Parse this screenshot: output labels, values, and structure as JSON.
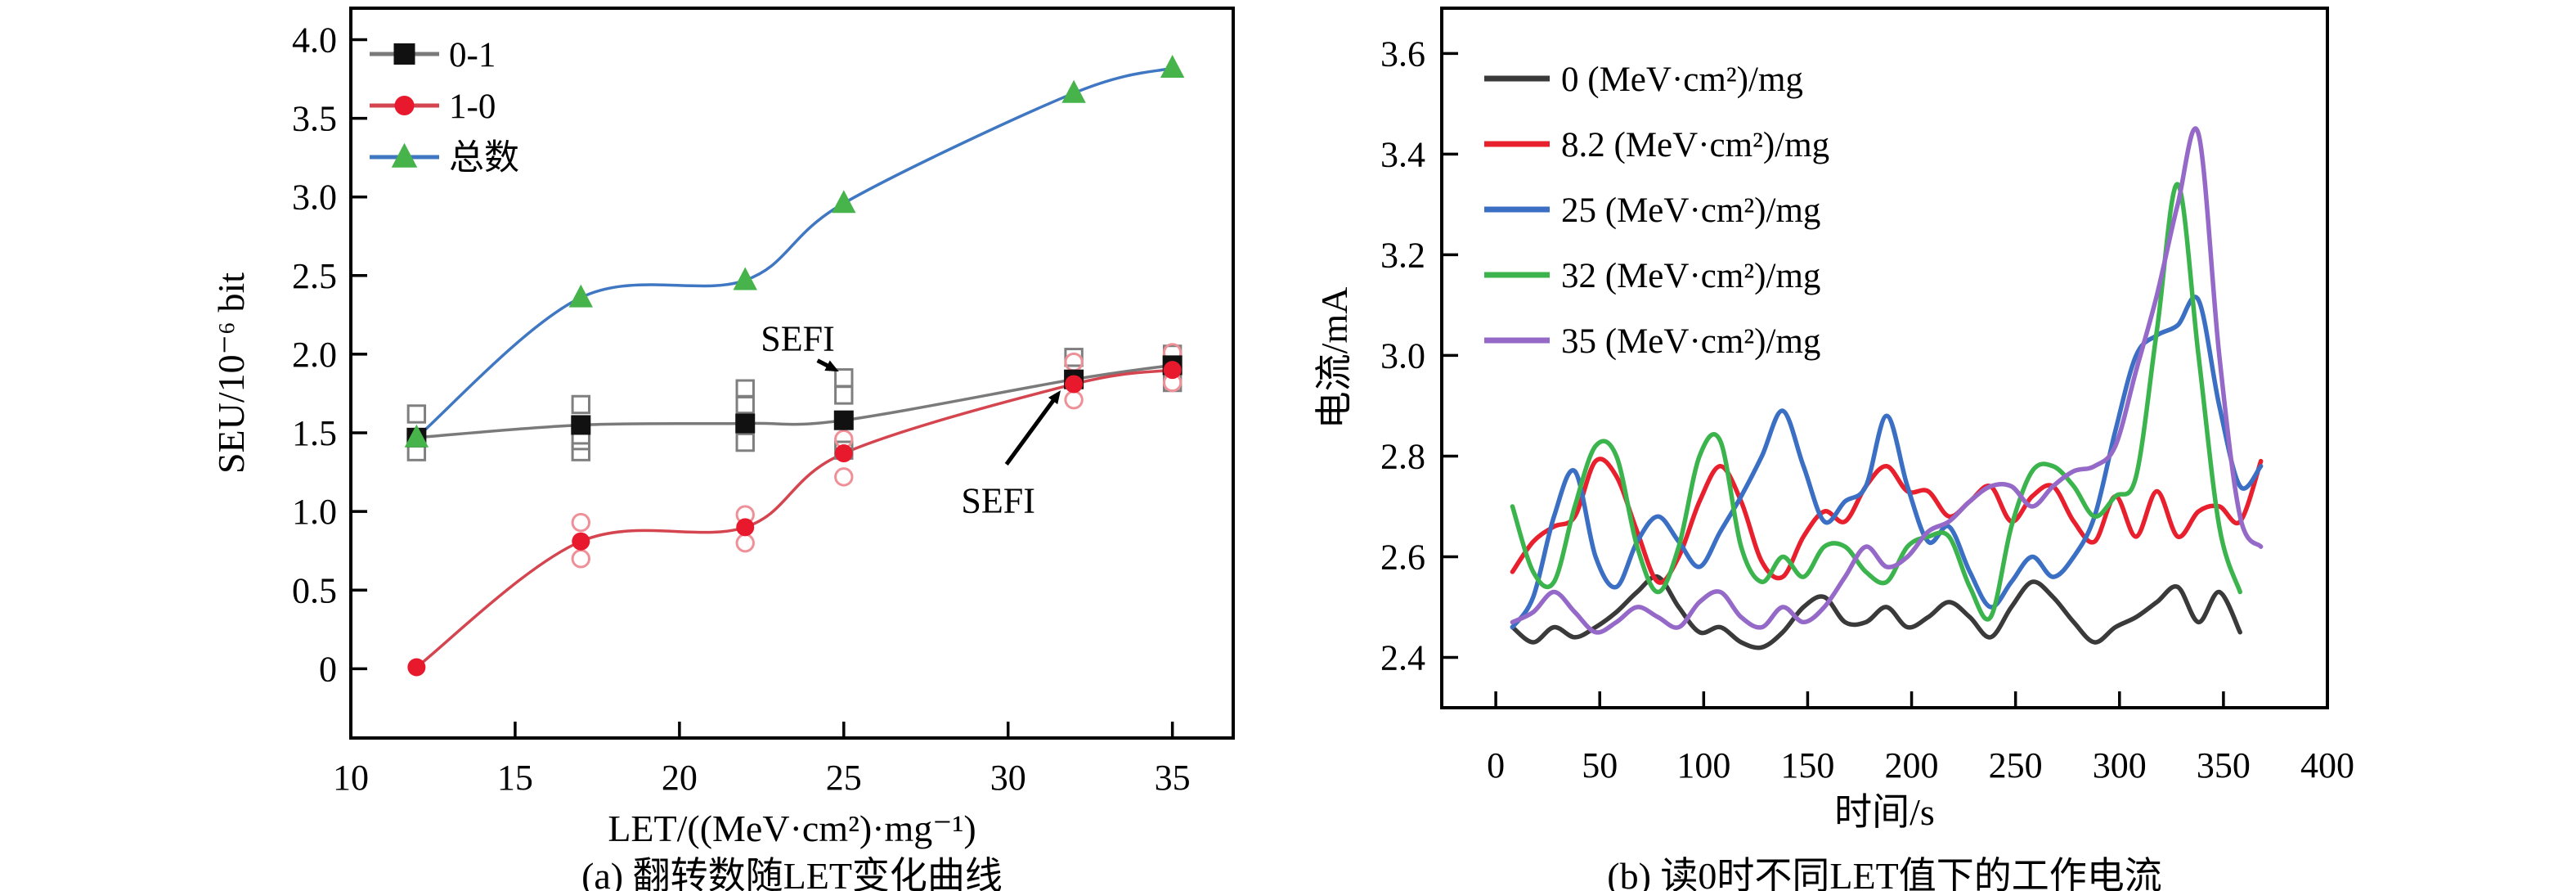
{
  "page": {
    "background": "#ffffff"
  },
  "panels": [
    {
      "caption": "(a) 翻转数随LET变化曲线"
    },
    {
      "caption": "(b) 读0时不同LET值下的工作电流"
    }
  ],
  "chart_data": [
    {
      "type": "line",
      "title": "(a) 翻转数随LET变化曲线",
      "xlabel": "LET/((MeV·cm²)·mg⁻¹)",
      "ylabel": "SEU/10⁻⁶ bit",
      "xlim": [
        10,
        36.85
      ],
      "ylim": [
        -0.44,
        4.2
      ],
      "grid": false,
      "legend_position": "top-left-inside",
      "xticks": [
        {
          "v": 10,
          "label": "10"
        },
        {
          "v": 15,
          "label": "15"
        },
        {
          "v": 20,
          "label": "20"
        },
        {
          "v": 25,
          "label": "25"
        },
        {
          "v": 30,
          "label": "30"
        },
        {
          "v": 35,
          "label": "35"
        }
      ],
      "yticks": [
        {
          "v": 0,
          "label": "0"
        },
        {
          "v": 0.5,
          "label": "0.5"
        },
        {
          "v": 1.0,
          "label": "1.0"
        },
        {
          "v": 1.5,
          "label": "1.5"
        },
        {
          "v": 2.0,
          "label": "2.0"
        },
        {
          "v": 2.5,
          "label": "2.5"
        },
        {
          "v": 3.0,
          "label": "3.0"
        },
        {
          "v": 3.5,
          "label": "3.5"
        },
        {
          "v": 4.0,
          "label": "4.0"
        }
      ],
      "series": [
        {
          "name": "0-1",
          "x": [
            12,
            17,
            22,
            25,
            32,
            35
          ],
          "y": [
            1.47,
            1.55,
            1.56,
            1.58,
            1.84,
            1.93
          ],
          "line_color": "#7a7a7a",
          "line_width": 3.5,
          "marker": "square",
          "marker_color": "#111111",
          "marker_size": 12
        },
        {
          "name": "1-0",
          "x": [
            12,
            17,
            22,
            25,
            32,
            35
          ],
          "y": [
            0.01,
            0.81,
            0.9,
            1.37,
            1.81,
            1.9
          ],
          "line_color": "#d4454f",
          "line_width": 3.5,
          "marker": "circle",
          "marker_color": "#e8192c",
          "marker_size": 11
        },
        {
          "name": "总数",
          "x": [
            12,
            17,
            22,
            25,
            32,
            35
          ],
          "y": [
            1.47,
            2.36,
            2.47,
            2.96,
            3.66,
            3.82
          ],
          "line_color": "#3f77c2",
          "line_width": 3.5,
          "marker": "triangle",
          "marker_color": "#46b44b",
          "marker_size": 14
        }
      ],
      "scatter": [
        {
          "name": "0-1 repeat runs (open squares)",
          "marker": "square-open",
          "color": "#7f7f7f",
          "x": [
            12,
            12,
            17,
            17,
            17,
            22,
            22,
            22,
            25,
            25,
            25,
            32,
            35,
            35
          ],
          "y": [
            1.62,
            1.38,
            1.68,
            1.45,
            1.38,
            1.78,
            1.68,
            1.44,
            1.85,
            1.74,
            1.39,
            1.98,
            2.0,
            1.82
          ]
        },
        {
          "name": "1-0 repeat runs (open circles)",
          "marker": "circle-open",
          "color": "#ef9098",
          "x": [
            17,
            17,
            22,
            22,
            25,
            25,
            32,
            32,
            35,
            35
          ],
          "y": [
            0.93,
            0.7,
            0.98,
            0.8,
            1.46,
            1.22,
            1.95,
            1.71,
            2.01,
            1.82
          ]
        }
      ],
      "annotations": [
        {
          "text": "SEFI",
          "x": 23.6,
          "y": 2.1,
          "arrow": {
            "x1": 24.2,
            "y1": 1.96,
            "x2": 24.85,
            "y2": 1.89
          }
        },
        {
          "text": "SEFI",
          "x": 29.7,
          "y": 1.07,
          "arrow": {
            "x1": 29.95,
            "y1": 1.3,
            "x2": 31.6,
            "y2": 1.77
          }
        }
      ]
    },
    {
      "type": "line",
      "title": "(b) 读0时不同LET值下的工作电流",
      "xlabel": "时间/s",
      "ylabel": "电流/mA",
      "xlim": [
        -26,
        400
      ],
      "ylim": [
        2.3,
        3.69
      ],
      "grid": false,
      "legend_position": "top-left-inside",
      "xticks": [
        {
          "v": 0,
          "label": "0"
        },
        {
          "v": 50,
          "label": "50"
        },
        {
          "v": 100,
          "label": "100"
        },
        {
          "v": 150,
          "label": "150"
        },
        {
          "v": 200,
          "label": "200"
        },
        {
          "v": 250,
          "label": "250"
        },
        {
          "v": 300,
          "label": "300"
        },
        {
          "v": 350,
          "label": "350"
        },
        {
          "v": 400,
          "label": "400"
        }
      ],
      "yticks": [
        {
          "v": 2.4,
          "label": "2.4"
        },
        {
          "v": 2.6,
          "label": "2.6"
        },
        {
          "v": 2.8,
          "label": "2.8"
        },
        {
          "v": 3.0,
          "label": "3.0"
        },
        {
          "v": 3.2,
          "label": "3.2"
        },
        {
          "v": 3.4,
          "label": "3.4"
        },
        {
          "v": 3.6,
          "label": "3.6"
        }
      ],
      "series": [
        {
          "name": "0 (MeV·cm²)/mg",
          "x_start": 8,
          "x_step": 10,
          "line_color": "#3a3a3a",
          "line_width": 5.5,
          "values": [
            2.46,
            2.43,
            2.46,
            2.44,
            2.46,
            2.49,
            2.53,
            2.56,
            2.5,
            2.45,
            2.46,
            2.43,
            2.42,
            2.45,
            2.5,
            2.52,
            2.47,
            2.47,
            2.5,
            2.46,
            2.48,
            2.51,
            2.48,
            2.44,
            2.5,
            2.55,
            2.52,
            2.47,
            2.43,
            2.46,
            2.48,
            2.51,
            2.54,
            2.47,
            2.53,
            2.45
          ]
        },
        {
          "name": "8.2 (MeV·cm²)/mg",
          "x_start": 8,
          "x_step": 10,
          "line_color": "#e8202e",
          "line_width": 5.5,
          "values": [
            2.57,
            2.63,
            2.66,
            2.68,
            2.79,
            2.76,
            2.65,
            2.55,
            2.6,
            2.71,
            2.78,
            2.71,
            2.59,
            2.56,
            2.64,
            2.69,
            2.67,
            2.74,
            2.78,
            2.73,
            2.73,
            2.68,
            2.71,
            2.74,
            2.67,
            2.72,
            2.74,
            2.67,
            2.63,
            2.72,
            2.64,
            2.73,
            2.64,
            2.69,
            2.7,
            2.67,
            2.79
          ]
        },
        {
          "name": "25 (MeV·cm²)/mg",
          "x_start": 8,
          "x_step": 10,
          "line_color": "#3b6fc4",
          "line_width": 5.5,
          "values": [
            2.46,
            2.52,
            2.68,
            2.77,
            2.6,
            2.54,
            2.63,
            2.68,
            2.63,
            2.58,
            2.65,
            2.72,
            2.8,
            2.89,
            2.78,
            2.67,
            2.71,
            2.74,
            2.88,
            2.74,
            2.63,
            2.66,
            2.57,
            2.5,
            2.55,
            2.6,
            2.56,
            2.6,
            2.68,
            2.85,
            3.0,
            3.04,
            3.06,
            3.11,
            2.9,
            2.74,
            2.78
          ]
        },
        {
          "name": "32 (MeV·cm²)/mg",
          "x_start": 8,
          "x_step": 10,
          "line_color": "#3cb44e",
          "line_width": 5.5,
          "values": [
            2.7,
            2.57,
            2.55,
            2.7,
            2.82,
            2.8,
            2.62,
            2.53,
            2.62,
            2.8,
            2.83,
            2.62,
            2.55,
            2.6,
            2.56,
            2.62,
            2.62,
            2.57,
            2.55,
            2.62,
            2.64,
            2.64,
            2.54,
            2.48,
            2.66,
            2.77,
            2.78,
            2.74,
            2.68,
            2.72,
            2.76,
            3.05,
            3.34,
            3.0,
            2.66,
            2.53
          ]
        },
        {
          "name": "35 (MeV·cm²)/mg",
          "x_start": 8,
          "x_step": 10,
          "line_color": "#9569c8",
          "line_width": 5.5,
          "values": [
            2.47,
            2.49,
            2.53,
            2.49,
            2.45,
            2.47,
            2.5,
            2.48,
            2.46,
            2.51,
            2.53,
            2.48,
            2.46,
            2.5,
            2.47,
            2.5,
            2.56,
            2.62,
            2.58,
            2.6,
            2.65,
            2.67,
            2.71,
            2.74,
            2.74,
            2.7,
            2.74,
            2.77,
            2.78,
            2.82,
            2.97,
            3.12,
            3.3,
            3.44,
            3.0,
            2.68,
            2.62
          ]
        }
      ]
    }
  ]
}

◆ EXERCISE OBJECTIVE ◆
Above are the entries; count how many of their lines contain the word "翻转数随LET变化曲线" and give only that number.

◆ RESULT OF THIS EXERCISE ◆
2